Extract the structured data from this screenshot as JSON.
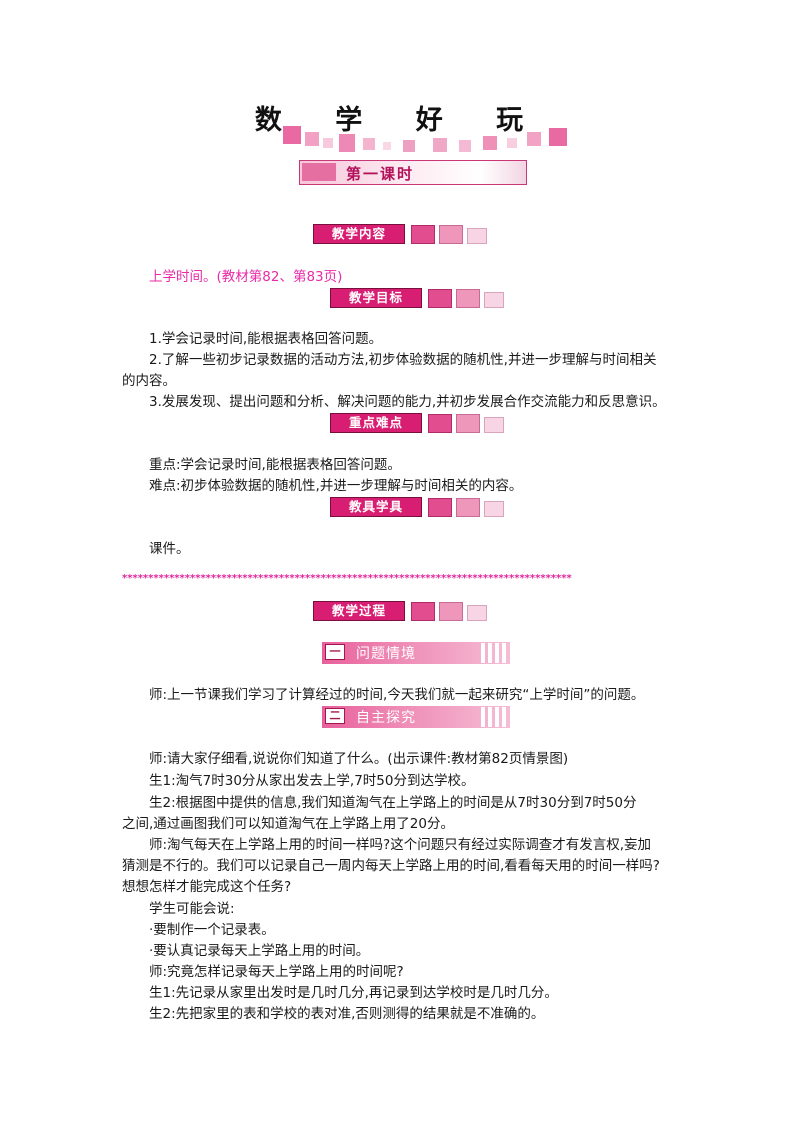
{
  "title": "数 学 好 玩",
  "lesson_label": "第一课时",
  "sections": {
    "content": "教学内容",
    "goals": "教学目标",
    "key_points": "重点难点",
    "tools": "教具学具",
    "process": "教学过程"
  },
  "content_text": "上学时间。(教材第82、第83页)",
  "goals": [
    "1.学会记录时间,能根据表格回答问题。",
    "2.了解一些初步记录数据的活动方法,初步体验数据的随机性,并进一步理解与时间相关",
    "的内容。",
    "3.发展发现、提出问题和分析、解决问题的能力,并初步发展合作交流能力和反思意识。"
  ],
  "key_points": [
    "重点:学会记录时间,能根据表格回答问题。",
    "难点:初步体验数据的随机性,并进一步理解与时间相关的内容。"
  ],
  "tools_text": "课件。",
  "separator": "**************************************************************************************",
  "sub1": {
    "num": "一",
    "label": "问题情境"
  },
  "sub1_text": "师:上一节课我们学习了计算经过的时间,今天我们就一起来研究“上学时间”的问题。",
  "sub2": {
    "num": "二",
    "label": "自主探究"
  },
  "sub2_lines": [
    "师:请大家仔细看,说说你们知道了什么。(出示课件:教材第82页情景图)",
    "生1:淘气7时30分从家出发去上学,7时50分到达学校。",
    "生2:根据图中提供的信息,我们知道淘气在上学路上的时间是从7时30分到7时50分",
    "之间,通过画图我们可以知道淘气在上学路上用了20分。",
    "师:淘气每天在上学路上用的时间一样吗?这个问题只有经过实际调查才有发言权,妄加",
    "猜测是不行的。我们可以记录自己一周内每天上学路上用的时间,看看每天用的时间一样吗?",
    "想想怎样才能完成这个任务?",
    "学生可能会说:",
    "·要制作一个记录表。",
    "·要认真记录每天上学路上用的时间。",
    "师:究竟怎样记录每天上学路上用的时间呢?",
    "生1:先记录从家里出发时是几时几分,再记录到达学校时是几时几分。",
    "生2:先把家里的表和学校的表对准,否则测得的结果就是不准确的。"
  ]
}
----------
__AIM__
Every record is to be reproduced exactly, with no pictures included.

__THE ANSWER__
Extract the structured data from this screenshot as JSON.
{
  "title": "数 学 好 玩",
  "lesson_label": "第一课时",
  "sections": {
    "content": "教学内容",
    "goals": "教学目标",
    "key_points": "重点难点",
    "tools": "教具学具",
    "process": "教学过程"
  },
  "content_text": "上学时间。(教材第82、第83页)",
  "goals": [
    "1.学会记录时间,能根据表格回答问题。",
    "2.了解一些初步记录数据的活动方法,初步体验数据的随机性,并进一步理解与时间相关",
    "的内容。",
    "3.发展发现、提出问题和分析、解决问题的能力,并初步发展合作交流能力和反思意识。"
  ],
  "key_points": [
    "重点:学会记录时间,能根据表格回答问题。",
    "难点:初步体验数据的随机性,并进一步理解与时间相关的内容。"
  ],
  "tools_text": "课件。",
  "separator": "**************************************************************************************",
  "sub1": {
    "num": "一",
    "label": "问题情境"
  },
  "sub1_text": "师:上一节课我们学习了计算经过的时间,今天我们就一起来研究“上学时间”的问题。",
  "sub2": {
    "num": "二",
    "label": "自主探究"
  },
  "sub2_lines": [
    "师:请大家仔细看,说说你们知道了什么。(出示课件:教材第82页情景图)",
    "生1:淘气7时30分从家出发去上学,7时50分到达学校。",
    "生2:根据图中提供的信息,我们知道淘气在上学路上的时间是从7时30分到7时50分",
    "之间,通过画图我们可以知道淘气在上学路上用了20分。",
    "师:淘气每天在上学路上用的时间一样吗?这个问题只有经过实际调查才有发言权,妄加",
    "猜测是不行的。我们可以记录自己一周内每天上学路上用的时间,看看每天用的时间一样吗?",
    "想想怎样才能完成这个任务?",
    "学生可能会说:",
    "·要制作一个记录表。",
    "·要认真记录每天上学路上用的时间。",
    "师:究竟怎样记录每天上学路上用的时间呢?",
    "生1:先记录从家里出发时是几时几分,再记录到达学校时是几时几分。",
    "生2:先把家里的表和学校的表对准,否则测得的结果就是不准确的。"
  ]
}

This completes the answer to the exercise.